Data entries

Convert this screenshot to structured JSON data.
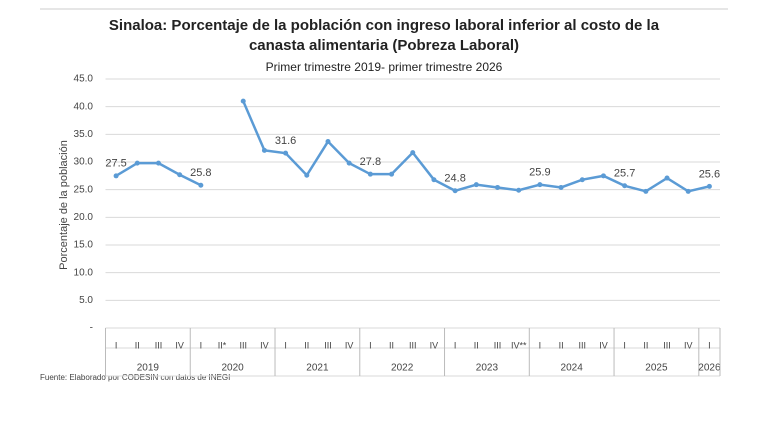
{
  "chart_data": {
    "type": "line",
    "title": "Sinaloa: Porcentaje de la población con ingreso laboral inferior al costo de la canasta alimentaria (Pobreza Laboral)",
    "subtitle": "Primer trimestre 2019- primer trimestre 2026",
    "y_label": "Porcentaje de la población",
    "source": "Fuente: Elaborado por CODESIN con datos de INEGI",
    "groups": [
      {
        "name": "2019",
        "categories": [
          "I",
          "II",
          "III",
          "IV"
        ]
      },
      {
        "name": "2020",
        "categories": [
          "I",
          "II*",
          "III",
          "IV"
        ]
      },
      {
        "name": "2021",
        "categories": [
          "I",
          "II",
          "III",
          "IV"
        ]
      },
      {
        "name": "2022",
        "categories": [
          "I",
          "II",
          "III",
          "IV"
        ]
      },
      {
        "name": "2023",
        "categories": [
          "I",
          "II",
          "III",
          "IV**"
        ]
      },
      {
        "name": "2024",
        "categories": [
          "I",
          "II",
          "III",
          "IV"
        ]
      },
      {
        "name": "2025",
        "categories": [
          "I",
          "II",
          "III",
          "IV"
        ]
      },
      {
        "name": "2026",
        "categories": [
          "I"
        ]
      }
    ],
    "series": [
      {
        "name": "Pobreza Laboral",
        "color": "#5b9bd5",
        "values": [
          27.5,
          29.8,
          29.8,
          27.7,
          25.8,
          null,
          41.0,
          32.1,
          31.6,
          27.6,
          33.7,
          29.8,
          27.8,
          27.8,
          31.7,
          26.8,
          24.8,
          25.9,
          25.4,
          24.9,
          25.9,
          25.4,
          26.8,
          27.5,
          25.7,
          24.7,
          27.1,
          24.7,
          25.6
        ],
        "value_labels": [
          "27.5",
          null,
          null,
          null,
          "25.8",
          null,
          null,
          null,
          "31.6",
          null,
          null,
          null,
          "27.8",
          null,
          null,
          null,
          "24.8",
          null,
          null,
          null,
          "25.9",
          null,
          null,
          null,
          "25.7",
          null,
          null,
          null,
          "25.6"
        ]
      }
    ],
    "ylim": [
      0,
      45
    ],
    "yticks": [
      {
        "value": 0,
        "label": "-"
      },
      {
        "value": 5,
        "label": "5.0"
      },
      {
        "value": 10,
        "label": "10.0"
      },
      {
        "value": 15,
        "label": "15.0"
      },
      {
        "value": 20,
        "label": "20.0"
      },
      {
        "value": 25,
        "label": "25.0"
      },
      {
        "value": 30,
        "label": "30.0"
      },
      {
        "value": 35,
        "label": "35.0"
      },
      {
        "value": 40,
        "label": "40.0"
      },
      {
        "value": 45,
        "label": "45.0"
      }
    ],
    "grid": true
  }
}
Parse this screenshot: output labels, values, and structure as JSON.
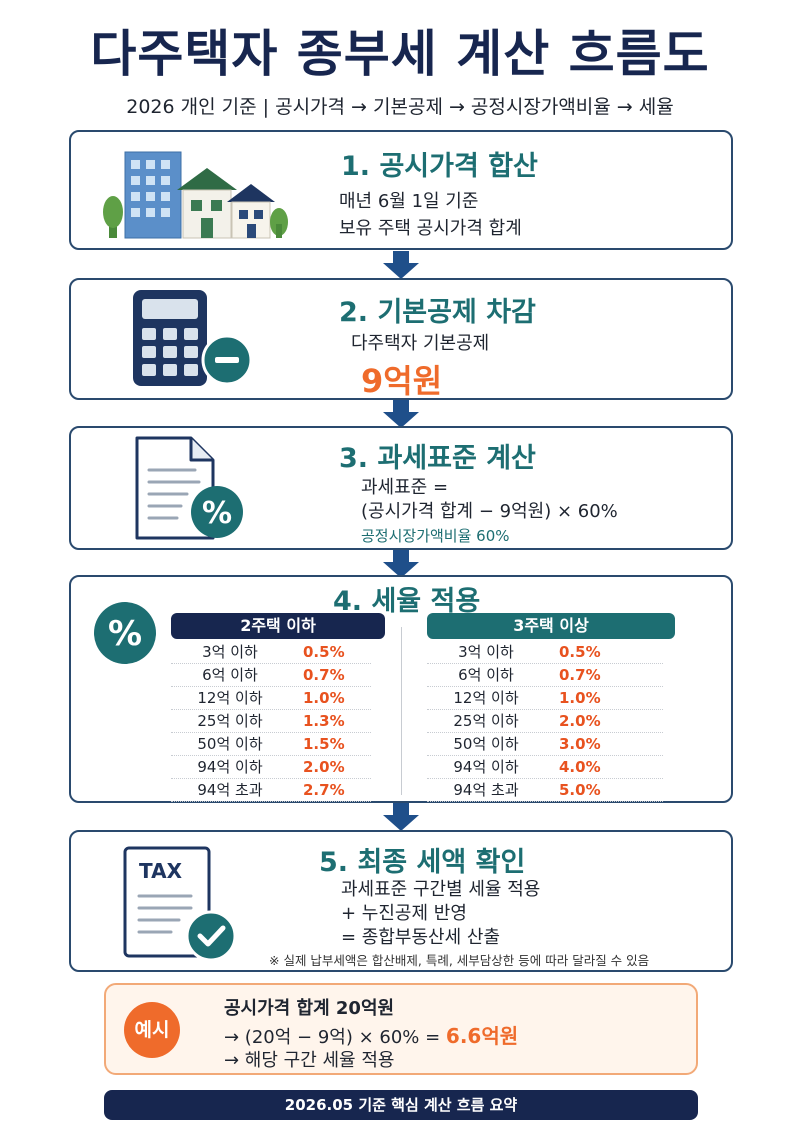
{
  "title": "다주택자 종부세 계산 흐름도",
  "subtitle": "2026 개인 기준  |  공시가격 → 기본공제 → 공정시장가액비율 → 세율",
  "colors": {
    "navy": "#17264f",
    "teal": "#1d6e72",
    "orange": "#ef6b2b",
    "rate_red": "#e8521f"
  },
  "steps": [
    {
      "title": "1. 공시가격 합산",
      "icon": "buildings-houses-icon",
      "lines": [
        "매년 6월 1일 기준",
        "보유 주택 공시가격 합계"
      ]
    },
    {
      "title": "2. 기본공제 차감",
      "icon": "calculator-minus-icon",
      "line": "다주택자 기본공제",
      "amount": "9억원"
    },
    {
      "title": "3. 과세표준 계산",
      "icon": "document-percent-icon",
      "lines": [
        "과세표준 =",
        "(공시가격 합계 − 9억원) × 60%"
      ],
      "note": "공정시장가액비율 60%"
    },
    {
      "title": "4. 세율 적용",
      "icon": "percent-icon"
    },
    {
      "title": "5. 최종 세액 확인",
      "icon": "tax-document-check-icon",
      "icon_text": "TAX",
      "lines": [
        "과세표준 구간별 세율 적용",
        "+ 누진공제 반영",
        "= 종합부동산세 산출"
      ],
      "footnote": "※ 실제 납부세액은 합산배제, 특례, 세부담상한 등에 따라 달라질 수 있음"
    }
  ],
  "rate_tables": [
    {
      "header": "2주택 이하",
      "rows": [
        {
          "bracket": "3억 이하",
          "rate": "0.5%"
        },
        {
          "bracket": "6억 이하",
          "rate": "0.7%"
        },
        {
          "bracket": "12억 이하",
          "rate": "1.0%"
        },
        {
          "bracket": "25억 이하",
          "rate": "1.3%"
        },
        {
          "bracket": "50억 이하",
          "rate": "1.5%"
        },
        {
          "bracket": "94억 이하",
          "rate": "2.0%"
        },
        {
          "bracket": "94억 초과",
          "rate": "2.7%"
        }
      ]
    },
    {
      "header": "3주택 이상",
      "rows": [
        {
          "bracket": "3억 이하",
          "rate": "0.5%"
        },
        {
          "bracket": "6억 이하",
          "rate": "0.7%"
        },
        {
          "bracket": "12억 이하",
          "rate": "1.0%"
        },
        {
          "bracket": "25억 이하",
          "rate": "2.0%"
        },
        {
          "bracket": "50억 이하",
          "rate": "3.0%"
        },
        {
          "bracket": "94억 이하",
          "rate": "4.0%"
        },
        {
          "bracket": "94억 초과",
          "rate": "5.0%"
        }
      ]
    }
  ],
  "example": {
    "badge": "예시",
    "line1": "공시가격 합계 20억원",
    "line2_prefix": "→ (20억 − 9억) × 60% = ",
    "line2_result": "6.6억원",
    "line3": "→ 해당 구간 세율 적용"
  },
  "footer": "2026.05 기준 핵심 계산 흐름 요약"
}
...
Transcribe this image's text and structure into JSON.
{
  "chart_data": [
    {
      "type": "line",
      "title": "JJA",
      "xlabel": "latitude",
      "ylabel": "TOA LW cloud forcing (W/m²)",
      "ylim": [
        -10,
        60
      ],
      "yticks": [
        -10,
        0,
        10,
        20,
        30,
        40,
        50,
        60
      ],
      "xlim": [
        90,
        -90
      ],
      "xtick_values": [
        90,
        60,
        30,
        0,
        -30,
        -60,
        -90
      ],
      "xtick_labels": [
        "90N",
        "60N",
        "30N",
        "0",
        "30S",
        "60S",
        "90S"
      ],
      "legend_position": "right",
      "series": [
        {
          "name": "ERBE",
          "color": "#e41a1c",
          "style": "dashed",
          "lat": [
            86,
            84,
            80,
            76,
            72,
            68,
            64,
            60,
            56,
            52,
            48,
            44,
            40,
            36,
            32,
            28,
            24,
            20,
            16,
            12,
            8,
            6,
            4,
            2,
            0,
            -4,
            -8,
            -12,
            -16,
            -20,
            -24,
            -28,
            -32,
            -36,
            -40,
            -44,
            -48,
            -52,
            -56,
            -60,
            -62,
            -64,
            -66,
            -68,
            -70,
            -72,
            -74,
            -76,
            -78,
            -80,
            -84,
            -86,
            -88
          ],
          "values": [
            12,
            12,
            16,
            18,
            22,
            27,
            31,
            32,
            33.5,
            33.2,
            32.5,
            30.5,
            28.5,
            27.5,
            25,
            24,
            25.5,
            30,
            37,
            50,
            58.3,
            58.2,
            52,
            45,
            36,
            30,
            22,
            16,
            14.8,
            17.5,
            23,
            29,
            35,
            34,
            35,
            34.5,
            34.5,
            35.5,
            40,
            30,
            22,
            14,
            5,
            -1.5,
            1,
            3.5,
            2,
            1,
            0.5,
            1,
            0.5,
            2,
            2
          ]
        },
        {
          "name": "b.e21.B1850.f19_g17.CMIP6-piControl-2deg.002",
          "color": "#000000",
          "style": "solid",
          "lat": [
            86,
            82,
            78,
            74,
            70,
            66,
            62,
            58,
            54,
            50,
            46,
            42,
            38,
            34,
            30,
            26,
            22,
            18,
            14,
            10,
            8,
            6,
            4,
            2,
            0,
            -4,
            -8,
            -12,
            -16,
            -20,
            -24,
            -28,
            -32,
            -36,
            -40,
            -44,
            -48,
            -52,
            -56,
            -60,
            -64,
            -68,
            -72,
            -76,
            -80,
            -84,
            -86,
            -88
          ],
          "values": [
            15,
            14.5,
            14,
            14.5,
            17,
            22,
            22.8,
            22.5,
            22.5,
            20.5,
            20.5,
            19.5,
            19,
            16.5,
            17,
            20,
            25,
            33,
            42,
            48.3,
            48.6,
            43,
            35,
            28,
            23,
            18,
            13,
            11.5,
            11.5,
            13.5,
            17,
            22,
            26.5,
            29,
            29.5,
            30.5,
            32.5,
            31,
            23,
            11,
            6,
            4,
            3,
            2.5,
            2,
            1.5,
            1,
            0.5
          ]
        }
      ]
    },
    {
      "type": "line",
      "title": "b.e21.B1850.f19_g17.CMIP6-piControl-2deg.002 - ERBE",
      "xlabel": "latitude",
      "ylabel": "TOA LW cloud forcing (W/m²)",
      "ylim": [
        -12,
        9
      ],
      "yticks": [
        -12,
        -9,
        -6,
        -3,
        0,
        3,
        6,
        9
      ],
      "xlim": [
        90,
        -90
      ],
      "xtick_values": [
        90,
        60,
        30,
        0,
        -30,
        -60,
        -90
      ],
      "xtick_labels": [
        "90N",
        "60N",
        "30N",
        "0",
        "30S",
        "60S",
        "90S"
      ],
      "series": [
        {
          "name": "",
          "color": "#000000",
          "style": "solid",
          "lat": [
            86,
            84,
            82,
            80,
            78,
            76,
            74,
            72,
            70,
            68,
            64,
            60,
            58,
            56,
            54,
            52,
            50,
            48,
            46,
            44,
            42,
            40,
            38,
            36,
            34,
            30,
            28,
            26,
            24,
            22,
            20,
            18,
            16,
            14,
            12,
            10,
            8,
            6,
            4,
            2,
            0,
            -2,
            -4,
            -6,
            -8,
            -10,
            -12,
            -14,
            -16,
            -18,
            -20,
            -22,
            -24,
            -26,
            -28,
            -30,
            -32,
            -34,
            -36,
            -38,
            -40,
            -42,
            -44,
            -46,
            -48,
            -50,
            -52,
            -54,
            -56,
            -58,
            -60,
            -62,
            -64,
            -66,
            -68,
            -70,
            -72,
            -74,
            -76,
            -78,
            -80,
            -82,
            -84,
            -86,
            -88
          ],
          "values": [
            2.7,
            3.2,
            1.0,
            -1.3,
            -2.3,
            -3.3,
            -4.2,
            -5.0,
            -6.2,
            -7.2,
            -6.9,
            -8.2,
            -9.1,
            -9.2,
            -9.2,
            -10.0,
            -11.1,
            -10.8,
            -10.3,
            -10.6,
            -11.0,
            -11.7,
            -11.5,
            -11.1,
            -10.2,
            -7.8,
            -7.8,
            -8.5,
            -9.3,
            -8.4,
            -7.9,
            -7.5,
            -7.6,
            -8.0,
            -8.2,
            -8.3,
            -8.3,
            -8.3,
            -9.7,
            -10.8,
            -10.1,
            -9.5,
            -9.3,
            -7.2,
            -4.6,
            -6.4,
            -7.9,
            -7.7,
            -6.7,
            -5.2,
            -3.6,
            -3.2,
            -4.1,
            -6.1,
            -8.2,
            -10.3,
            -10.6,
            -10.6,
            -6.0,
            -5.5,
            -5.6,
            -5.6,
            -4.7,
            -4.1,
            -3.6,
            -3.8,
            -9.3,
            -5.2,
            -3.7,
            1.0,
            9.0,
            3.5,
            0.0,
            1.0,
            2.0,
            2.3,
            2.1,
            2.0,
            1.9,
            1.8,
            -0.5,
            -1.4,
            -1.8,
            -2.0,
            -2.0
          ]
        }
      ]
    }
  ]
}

* **GIVEN INSTRUCTION**
Scan the material line by line and report each one that contains "población".

* **ANSWER TO THE TASK**
    "title": "Sinaloa: Porcentaje de la población con ingreso laboral inferior al costo de la canasta alimentaria (Pobreza Laboral)",
    "y_label": "Porcentaje de la población",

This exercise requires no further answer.